◆ **Work required**
Transcribe the records that follow. Keep every word exactly, and drop the pictures.

◆ **Data section**

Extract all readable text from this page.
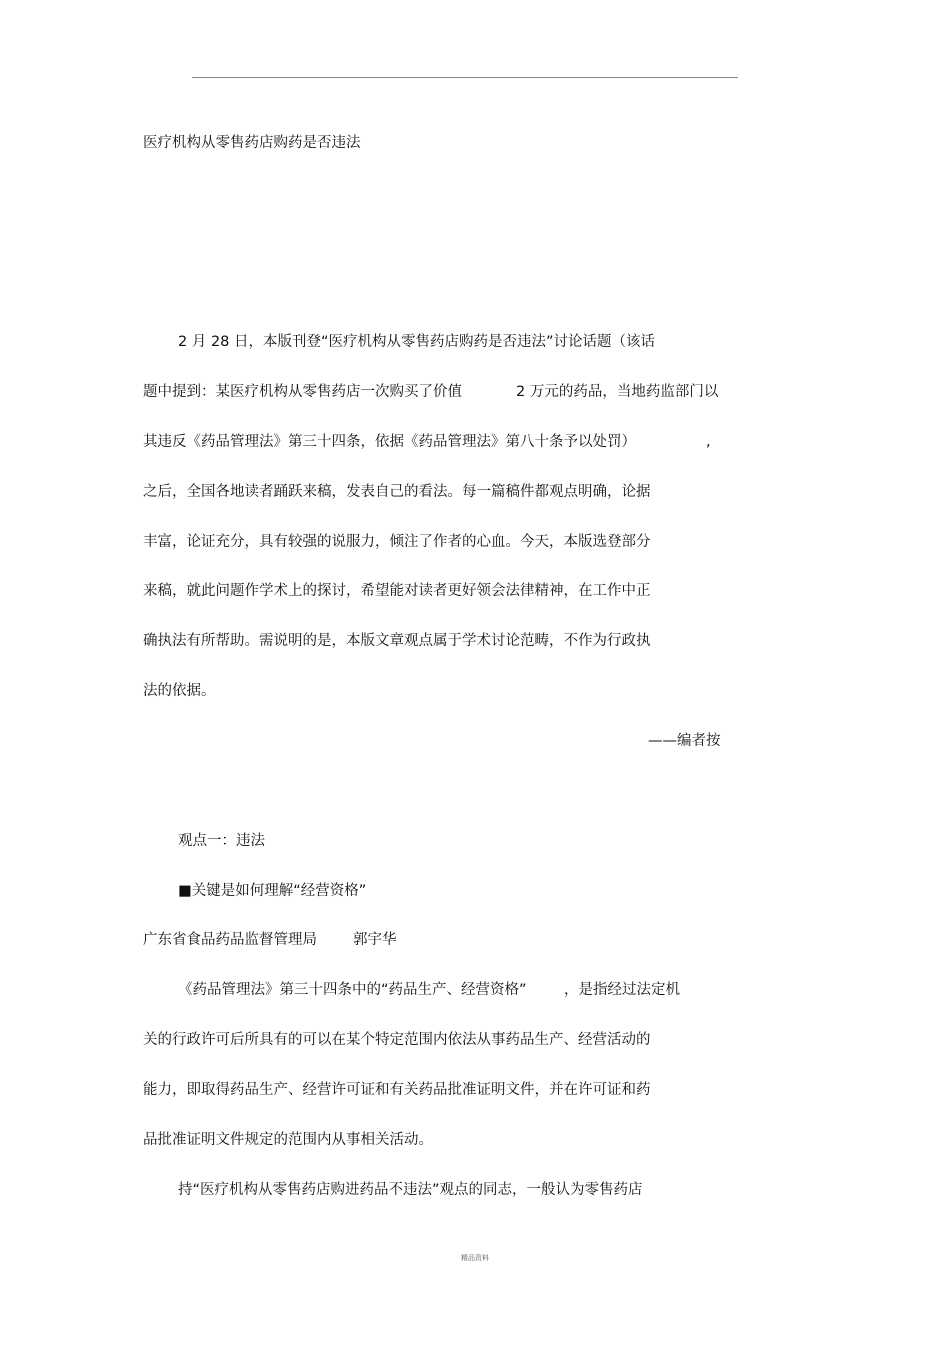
医疗机构从零售药店购药是否违法
2 月 28 日，本版刊登“医疗机构从零售药店购药是否违法”讨论话题（该话
题中提到：某医疗机构从零售药店一次购买了价值	2 万元的药品，当地药监部门以
其违反《药品管理法》第三十四条，依据《药品管理法》第八十条予以处罚）	,
之后，全国各地读者踊跃来稿，发表自己的看法。每一篇稿件都观点明确，论据
丰富，论证充分，具有较强的说服力，倾注了作者的心血。今天，本版选登部分
来稿，就此问题作学术上的探讨，希望能对读者更好领会法律精神，在工作中正
确执法有所帮助。需说明的是，本版文章观点属于学术讨论范畴，不作为行政执
法的依据。
——编者按
观点一：违法
■关键是如何理解“经营资格”
广东省食品药品监督管理局 郭宇华
《药品管理法》第三十四条中的“药品生产、经营资格”	，是指经过法定机
关的行政许可后所具有的可以在某个特定范围内依法从事药品生产、经营活动的
能力，即取得药品生产、经营许可证和有关药品批准证明文件，并在许可证和药
品批准证明文件规定的范围内从事相关活动。
持“医疗机构从零售药店购进药品不违法”观点的同志，一般认为零售药店
精品资料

◆ **Finished task**
Extract all readable text from this page.
医疗机构从零售药店购药是否违法
2 月 28 日，本版刊登“医疗机构从零售药店购药是否违法”讨论话题（该话
题中提到：某医疗机构从零售药店一次购买了价值	2 万元的药品，当地药监部门以
其违反《药品管理法》第三十四条，依据《药品管理法》第八十条予以处罚）	,
之后，全国各地读者踊跃来稿，发表自己的看法。每一篇稿件都观点明确，论据
丰富，论证充分，具有较强的说服力，倾注了作者的心血。今天，本版选登部分
来稿，就此问题作学术上的探讨，希望能对读者更好领会法律精神，在工作中正
确执法有所帮助。需说明的是，本版文章观点属于学术讨论范畴，不作为行政执
法的依据。
——编者按
观点一：违法
■关键是如何理解“经营资格”
广东省食品药品监督管理局 郭宇华
《药品管理法》第三十四条中的“药品生产、经营资格”	，是指经过法定机
关的行政许可后所具有的可以在某个特定范围内依法从事药品生产、经营活动的
能力，即取得药品生产、经营许可证和有关药品批准证明文件，并在许可证和药
品批准证明文件规定的范围内从事相关活动。
持“医疗机构从零售药店购进药品不违法”观点的同志，一般认为零售药店
精品资料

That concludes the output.